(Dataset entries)
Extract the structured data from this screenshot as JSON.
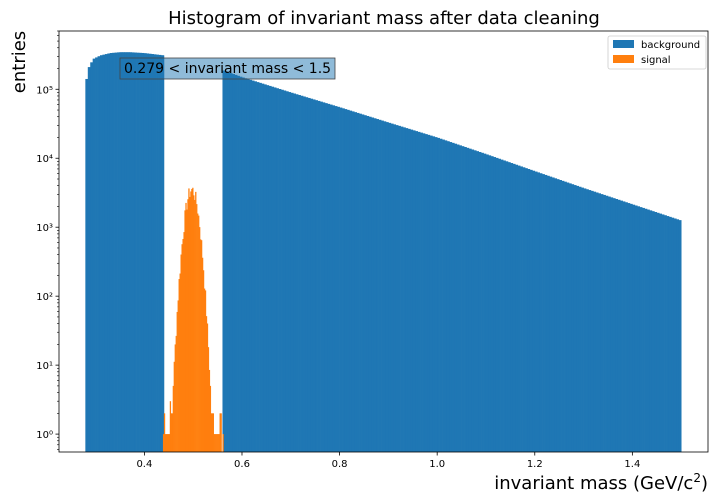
{
  "chart_data": {
    "type": "bar",
    "title": "Histogram of invariant mass after data cleaning",
    "xlabel": "invariant mass (GeV/c²)",
    "ylabel": "entries",
    "xlim": [
      0.225,
      1.555
    ],
    "ylim": [
      0.55,
      700000
    ],
    "yscale": "log",
    "grid": false,
    "legend_position": "top-right",
    "x_ticks": [
      0.4,
      0.6,
      0.8,
      1.0,
      1.2,
      1.4
    ],
    "x_tick_labels": [
      "0.4",
      "0.6",
      "0.8",
      "1.0",
      "1.2",
      "1.4"
    ],
    "y_ticks": [
      1,
      10,
      100,
      1000,
      10000,
      100000
    ],
    "y_tick_labels": [
      "10⁰",
      "10¹",
      "10²",
      "10³",
      "10⁴",
      "10⁵"
    ],
    "annotation": "0.279 < invariant mass < 1.5",
    "series": [
      {
        "name": "background",
        "color": "#1f77b4",
        "bin_width": 0.005,
        "ranges": [
          [
            0.279,
            0.44
          ],
          [
            0.56,
            1.5
          ]
        ],
        "profile_points": [
          [
            0.279,
            110000
          ],
          [
            0.285,
            200000
          ],
          [
            0.295,
            275000
          ],
          [
            0.31,
            310000
          ],
          [
            0.33,
            335000
          ],
          [
            0.35,
            345000
          ],
          [
            0.37,
            345000
          ],
          [
            0.4,
            335000
          ],
          [
            0.44,
            310000
          ],
          [
            0.56,
            190000
          ],
          [
            0.6,
            150000
          ],
          [
            0.7,
            90000
          ],
          [
            0.8,
            55000
          ],
          [
            0.9,
            33000
          ],
          [
            1.0,
            20000
          ],
          [
            1.1,
            11500
          ],
          [
            1.2,
            6500
          ],
          [
            1.3,
            3700
          ],
          [
            1.4,
            2150
          ],
          [
            1.5,
            1250
          ]
        ]
      },
      {
        "name": "signal",
        "color": "#ff7f0e",
        "bin_width": 0.002,
        "range": [
          0.438,
          0.562
        ],
        "profile": {
          "peak_x": 0.497,
          "peak_y": 3500,
          "sigma": 0.0105
        },
        "noise_seed": 7
      }
    ]
  }
}
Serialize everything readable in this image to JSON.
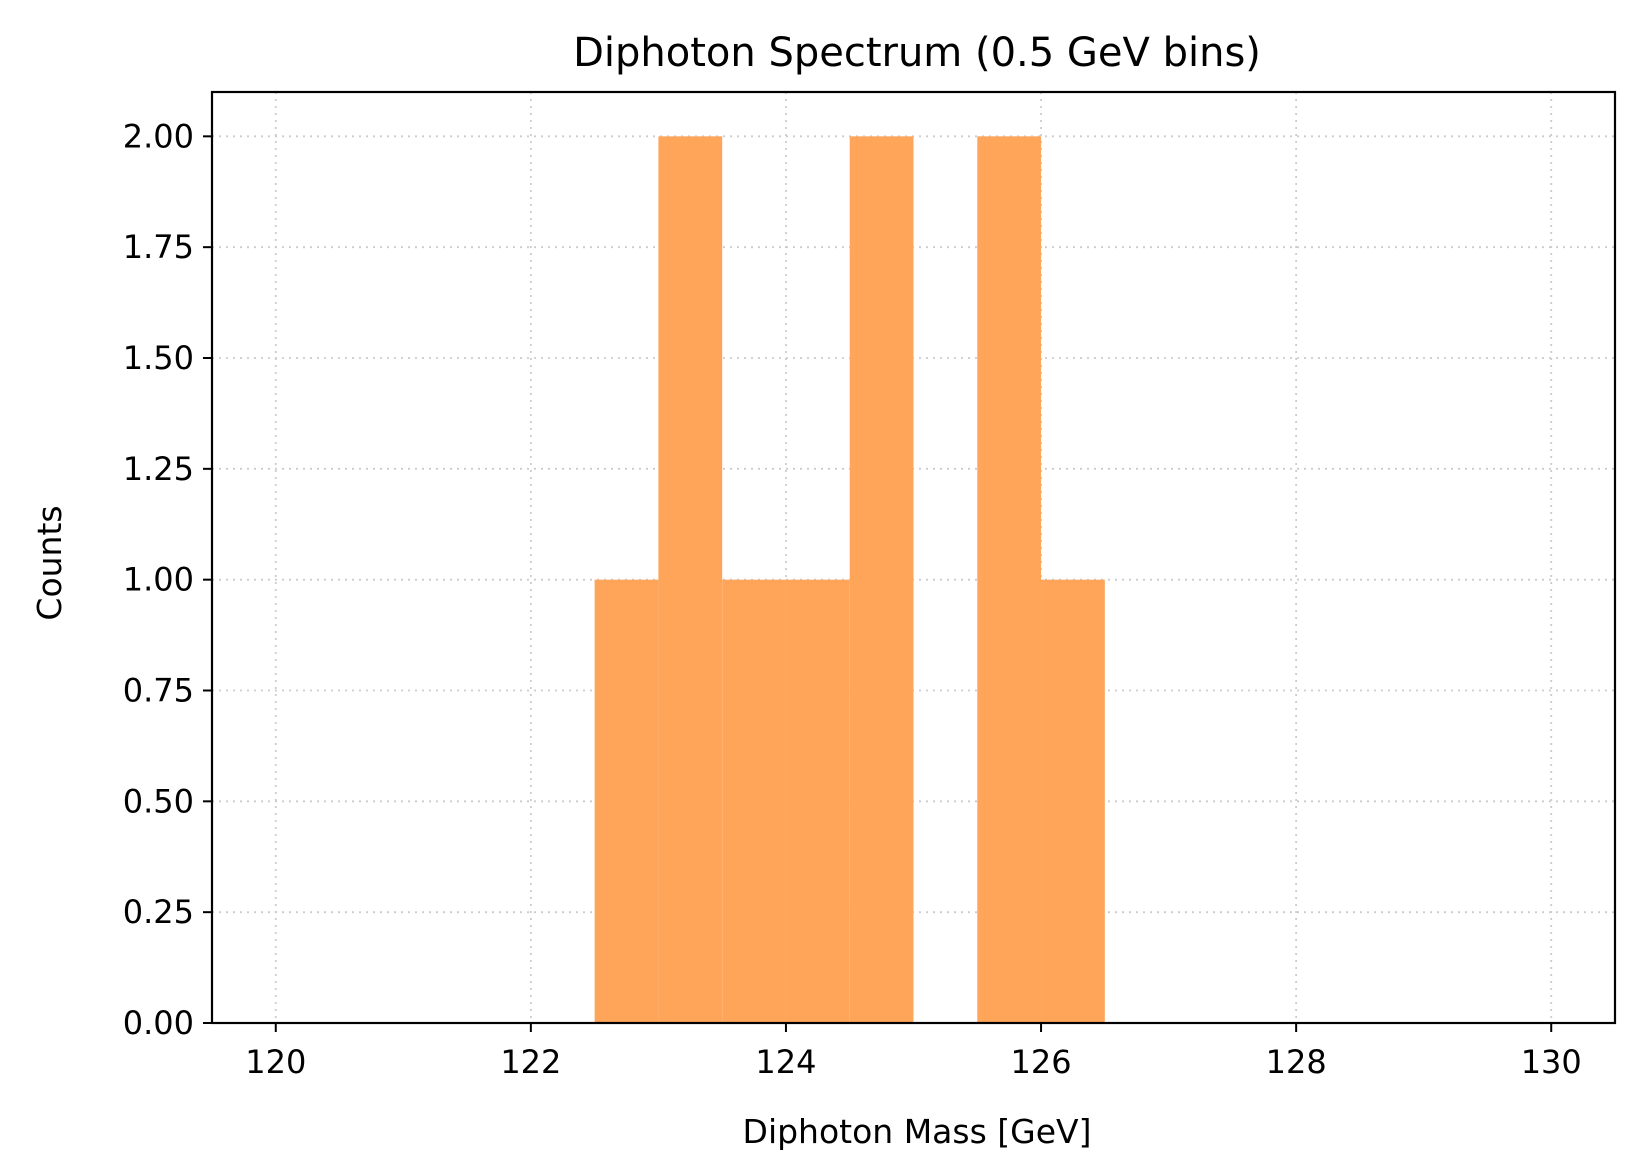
{
  "chart_data": {
    "type": "bar",
    "title": "Diphoton Spectrum (0.5 GeV bins)",
    "xlabel": "Diphoton Mass [GeV]",
    "ylabel": "Counts",
    "xlim": [
      119.5,
      130.5
    ],
    "ylim": [
      0,
      2.1
    ],
    "bin_width": 0.5,
    "bins": [
      {
        "x_start": 122.5,
        "x_end": 123.0,
        "count": 1
      },
      {
        "x_start": 123.0,
        "x_end": 123.5,
        "count": 2
      },
      {
        "x_start": 123.5,
        "x_end": 124.0,
        "count": 1
      },
      {
        "x_start": 124.0,
        "x_end": 124.5,
        "count": 1
      },
      {
        "x_start": 124.5,
        "x_end": 125.0,
        "count": 2
      },
      {
        "x_start": 125.0,
        "x_end": 125.5,
        "count": 0
      },
      {
        "x_start": 125.5,
        "x_end": 126.0,
        "count": 2
      },
      {
        "x_start": 126.0,
        "x_end": 126.5,
        "count": 1
      }
    ],
    "x_ticks": [
      "120",
      "122",
      "124",
      "126",
      "128",
      "130"
    ],
    "x_tick_values": [
      120,
      122,
      124,
      126,
      128,
      130
    ],
    "y_ticks": [
      "0.00",
      "0.25",
      "0.50",
      "0.75",
      "1.00",
      "1.25",
      "1.50",
      "1.75",
      "2.00"
    ],
    "y_tick_values": [
      0,
      0.25,
      0.5,
      0.75,
      1.0,
      1.25,
      1.5,
      1.75,
      2.0
    ],
    "grid": true,
    "grid_style": "dotted",
    "legend": "none",
    "colors": {
      "bar": "#fea55a",
      "grid": "#cccccc",
      "axes": "#000000"
    }
  }
}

▶ Instruction
From the records given above, reproduce all text exactly and exclude each picture.

▶ Response
Extract the structured data from this screenshot as JSON.
{
  "chart_data": {
    "type": "bar",
    "title": "Histogram of invariant mass after data cleaning",
    "xlabel": "invariant mass (GeV/c²)",
    "ylabel": "entries",
    "xlim": [
      0.225,
      1.555
    ],
    "ylim": [
      0.55,
      700000
    ],
    "yscale": "log",
    "grid": false,
    "legend_position": "top-right",
    "x_ticks": [
      0.4,
      0.6,
      0.8,
      1.0,
      1.2,
      1.4
    ],
    "x_tick_labels": [
      "0.4",
      "0.6",
      "0.8",
      "1.0",
      "1.2",
      "1.4"
    ],
    "y_ticks": [
      1,
      10,
      100,
      1000,
      10000,
      100000
    ],
    "y_tick_labels": [
      "10⁰",
      "10¹",
      "10²",
      "10³",
      "10⁴",
      "10⁵"
    ],
    "annotation": "0.279 < invariant mass < 1.5",
    "series": [
      {
        "name": "background",
        "color": "#1f77b4",
        "bin_width": 0.005,
        "ranges": [
          [
            0.279,
            0.44
          ],
          [
            0.56,
            1.5
          ]
        ],
        "profile_points": [
          [
            0.279,
            110000
          ],
          [
            0.285,
            200000
          ],
          [
            0.295,
            275000
          ],
          [
            0.31,
            310000
          ],
          [
            0.33,
            335000
          ],
          [
            0.35,
            345000
          ],
          [
            0.37,
            345000
          ],
          [
            0.4,
            335000
          ],
          [
            0.44,
            310000
          ],
          [
            0.56,
            190000
          ],
          [
            0.6,
            150000
          ],
          [
            0.7,
            90000
          ],
          [
            0.8,
            55000
          ],
          [
            0.9,
            33000
          ],
          [
            1.0,
            20000
          ],
          [
            1.1,
            11500
          ],
          [
            1.2,
            6500
          ],
          [
            1.3,
            3700
          ],
          [
            1.4,
            2150
          ],
          [
            1.5,
            1250
          ]
        ]
      },
      {
        "name": "signal",
        "color": "#ff7f0e",
        "bin_width": 0.002,
        "range": [
          0.438,
          0.562
        ],
        "profile": {
          "peak_x": 0.497,
          "peak_y": 3500,
          "sigma": 0.0105
        },
        "noise_seed": 7
      }
    ]
  }
}
Serialize everything readable in this image to JSON.
{
  "chart_data": {
    "type": "bar",
    "title": "Diphoton Spectrum (0.5 GeV bins)",
    "xlabel": "Diphoton Mass [GeV]",
    "ylabel": "Counts",
    "xlim": [
      119.5,
      130.5
    ],
    "ylim": [
      0,
      2.1
    ],
    "bin_width": 0.5,
    "bins": [
      {
        "x_start": 122.5,
        "x_end": 123.0,
        "count": 1
      },
      {
        "x_start": 123.0,
        "x_end": 123.5,
        "count": 2
      },
      {
        "x_start": 123.5,
        "x_end": 124.0,
        "count": 1
      },
      {
        "x_start": 124.0,
        "x_end": 124.5,
        "count": 1
      },
      {
        "x_start": 124.5,
        "x_end": 125.0,
        "count": 2
      },
      {
        "x_start": 125.0,
        "x_end": 125.5,
        "count": 0
      },
      {
        "x_start": 125.5,
        "x_end": 126.0,
        "count": 2
      },
      {
        "x_start": 126.0,
        "x_end": 126.5,
        "count": 1
      }
    ],
    "x_ticks": [
      "120",
      "122",
      "124",
      "126",
      "128",
      "130"
    ],
    "x_tick_values": [
      120,
      122,
      124,
      126,
      128,
      130
    ],
    "y_ticks": [
      "0.00",
      "0.25",
      "0.50",
      "0.75",
      "1.00",
      "1.25",
      "1.50",
      "1.75",
      "2.00"
    ],
    "y_tick_values": [
      0,
      0.25,
      0.5,
      0.75,
      1.0,
      1.25,
      1.5,
      1.75,
      2.0
    ],
    "grid": true,
    "grid_style": "dotted",
    "legend": "none",
    "colors": {
      "bar": "#fea55a",
      "grid": "#cccccc",
      "axes": "#000000"
    }
  }
}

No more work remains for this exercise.